EXERCISE DETAILS:
Check each line of the listing for the string "text", count the lines that have it, and answer with that number only.

>>>

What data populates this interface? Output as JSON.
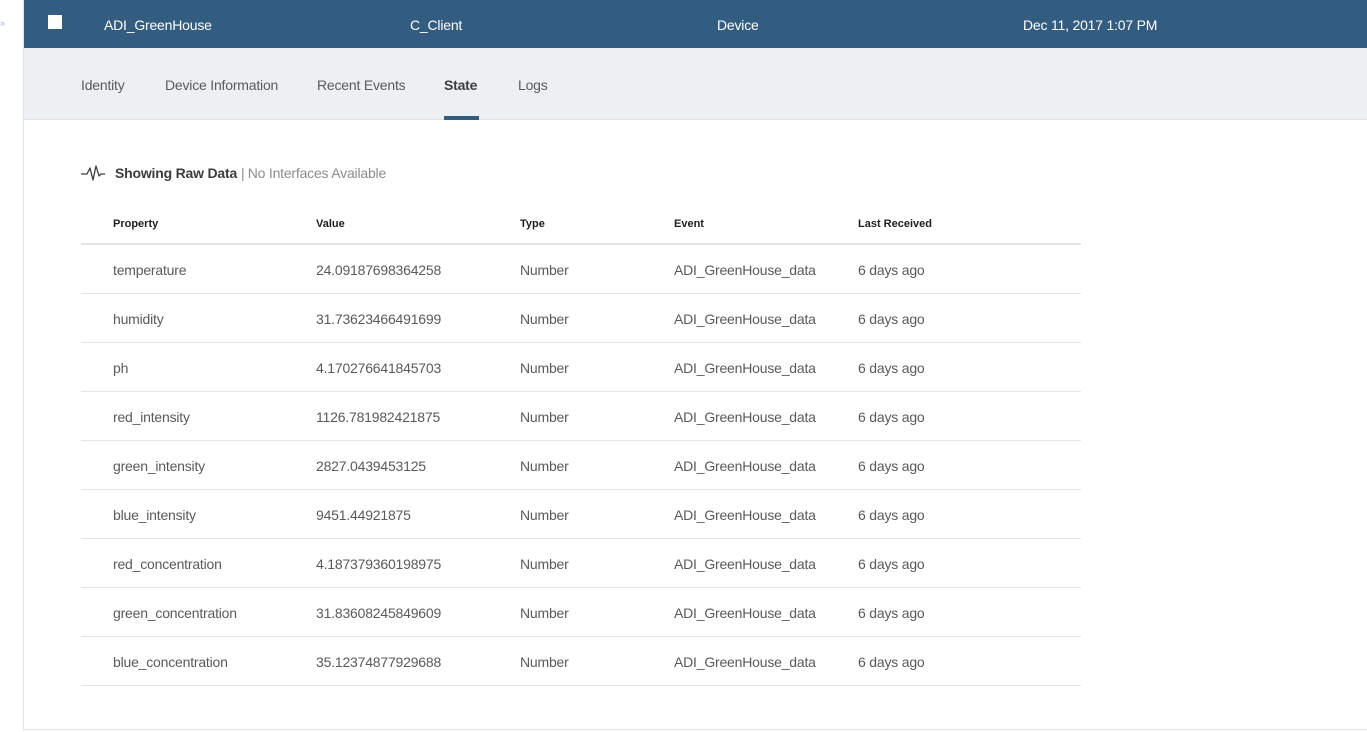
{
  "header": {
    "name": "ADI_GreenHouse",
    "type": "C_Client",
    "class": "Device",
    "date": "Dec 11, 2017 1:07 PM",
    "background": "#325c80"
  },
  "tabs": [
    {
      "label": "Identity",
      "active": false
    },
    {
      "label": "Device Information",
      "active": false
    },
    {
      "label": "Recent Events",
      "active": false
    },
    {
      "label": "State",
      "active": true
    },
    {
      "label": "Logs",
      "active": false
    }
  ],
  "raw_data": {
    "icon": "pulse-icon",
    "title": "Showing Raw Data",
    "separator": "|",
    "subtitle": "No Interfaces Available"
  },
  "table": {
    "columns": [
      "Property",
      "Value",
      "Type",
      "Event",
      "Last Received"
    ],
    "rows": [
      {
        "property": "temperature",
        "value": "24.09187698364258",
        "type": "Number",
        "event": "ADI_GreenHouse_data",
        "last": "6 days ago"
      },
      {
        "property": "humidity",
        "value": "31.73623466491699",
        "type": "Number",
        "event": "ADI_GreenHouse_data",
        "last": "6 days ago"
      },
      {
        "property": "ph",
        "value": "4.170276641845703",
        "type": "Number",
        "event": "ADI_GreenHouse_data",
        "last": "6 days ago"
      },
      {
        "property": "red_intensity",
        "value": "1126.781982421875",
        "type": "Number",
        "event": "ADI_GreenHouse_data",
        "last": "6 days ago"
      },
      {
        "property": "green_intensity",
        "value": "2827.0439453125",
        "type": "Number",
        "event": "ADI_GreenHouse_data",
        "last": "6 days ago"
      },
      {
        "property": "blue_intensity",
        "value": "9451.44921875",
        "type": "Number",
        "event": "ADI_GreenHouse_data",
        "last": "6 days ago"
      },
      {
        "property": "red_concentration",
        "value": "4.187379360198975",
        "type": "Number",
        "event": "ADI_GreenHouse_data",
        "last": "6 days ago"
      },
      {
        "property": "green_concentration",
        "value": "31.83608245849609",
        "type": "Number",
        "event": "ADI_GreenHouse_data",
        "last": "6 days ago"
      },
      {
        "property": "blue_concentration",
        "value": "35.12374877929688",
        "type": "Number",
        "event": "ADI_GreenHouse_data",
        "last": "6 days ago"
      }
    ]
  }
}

<<<
>>>

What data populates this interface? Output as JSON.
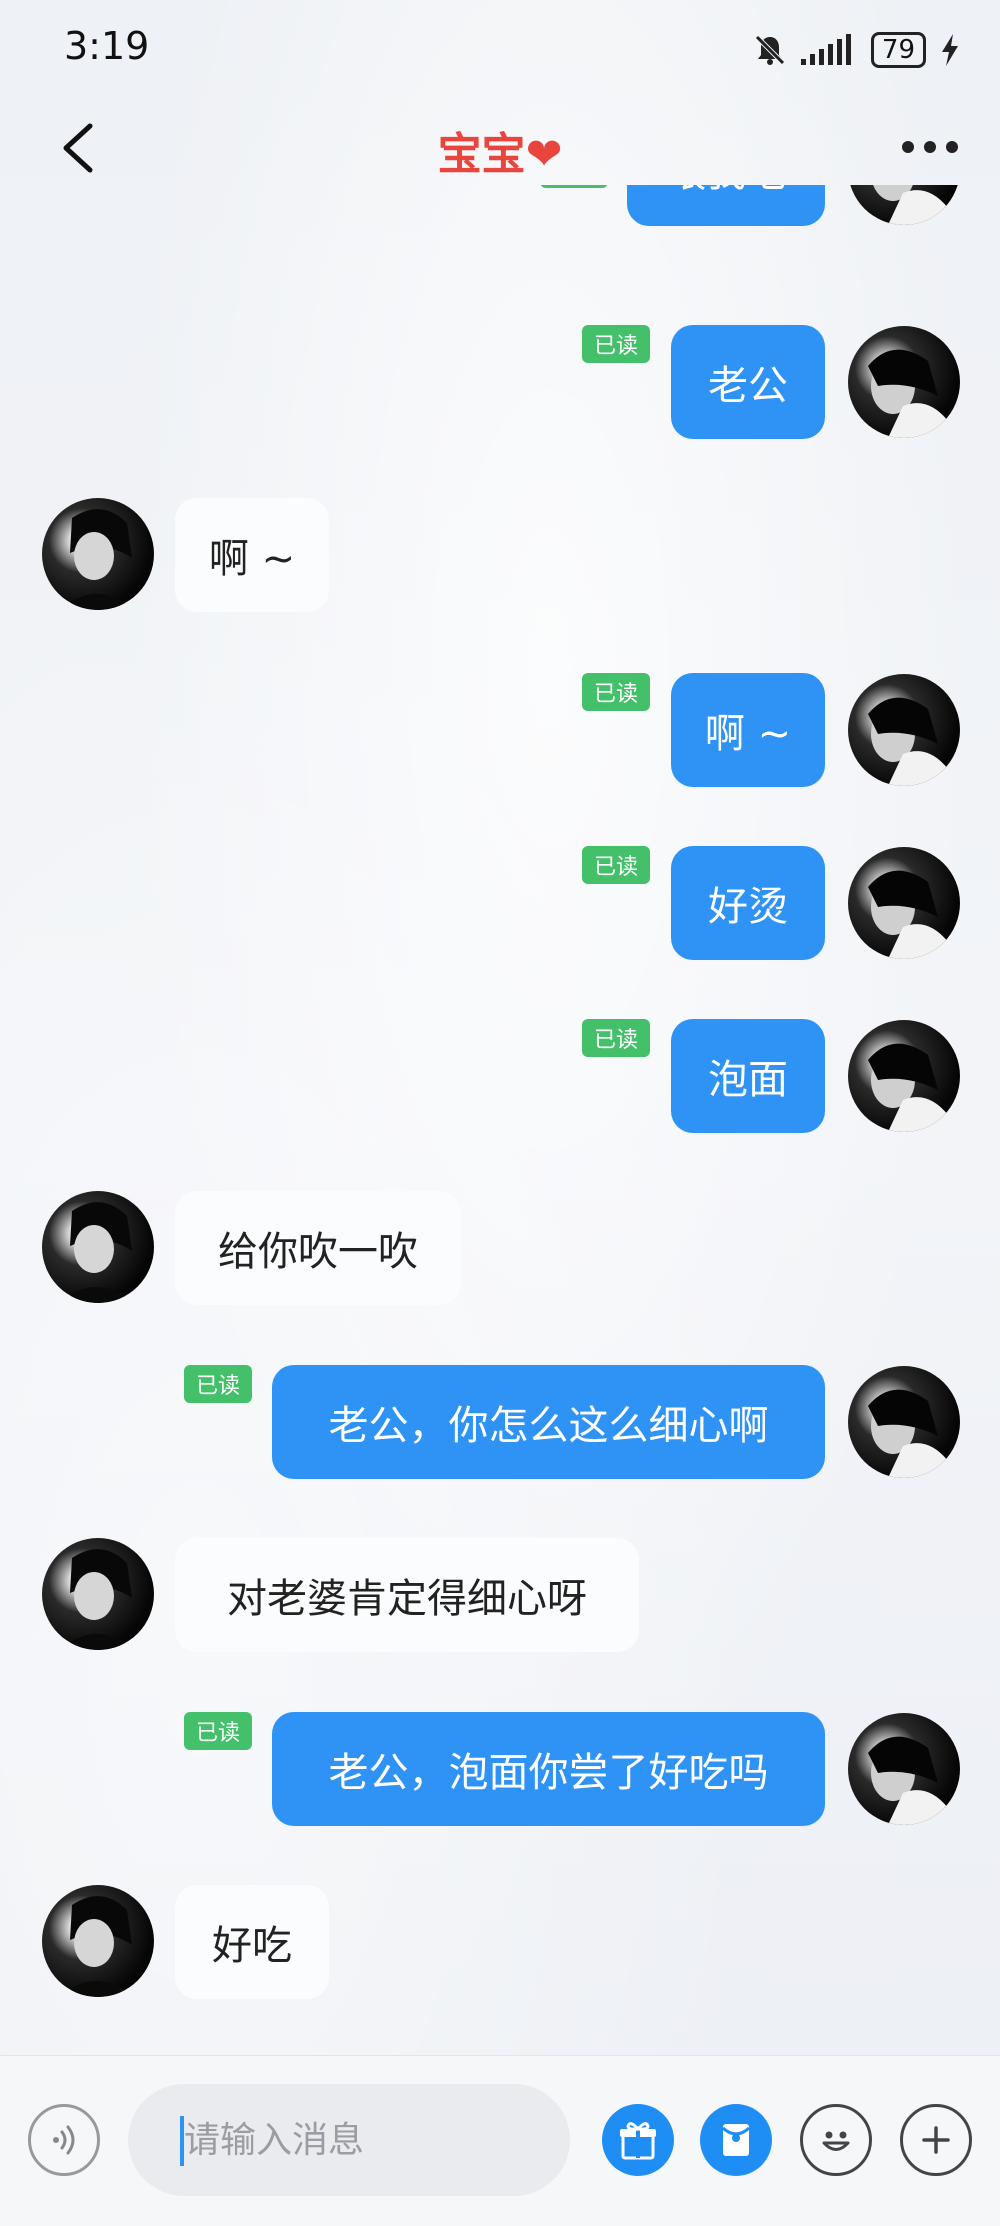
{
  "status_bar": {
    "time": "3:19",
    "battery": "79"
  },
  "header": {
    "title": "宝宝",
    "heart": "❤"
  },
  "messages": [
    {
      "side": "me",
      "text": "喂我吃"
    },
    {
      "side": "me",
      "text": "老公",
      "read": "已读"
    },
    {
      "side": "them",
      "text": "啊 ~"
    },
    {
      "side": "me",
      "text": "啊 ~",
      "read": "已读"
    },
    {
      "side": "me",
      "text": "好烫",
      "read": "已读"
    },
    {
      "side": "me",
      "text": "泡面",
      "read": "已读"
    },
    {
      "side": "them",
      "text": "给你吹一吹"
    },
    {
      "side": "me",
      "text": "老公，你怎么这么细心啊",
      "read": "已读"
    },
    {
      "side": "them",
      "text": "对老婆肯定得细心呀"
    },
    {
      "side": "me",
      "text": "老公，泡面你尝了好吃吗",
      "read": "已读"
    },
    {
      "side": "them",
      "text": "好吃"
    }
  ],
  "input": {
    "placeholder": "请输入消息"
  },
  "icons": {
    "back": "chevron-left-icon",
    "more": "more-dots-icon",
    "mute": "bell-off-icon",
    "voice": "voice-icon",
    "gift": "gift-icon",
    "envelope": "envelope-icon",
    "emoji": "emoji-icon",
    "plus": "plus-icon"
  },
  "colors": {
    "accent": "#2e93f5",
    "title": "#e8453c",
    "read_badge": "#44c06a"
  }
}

<<<

COMPLETE ANSWER:
11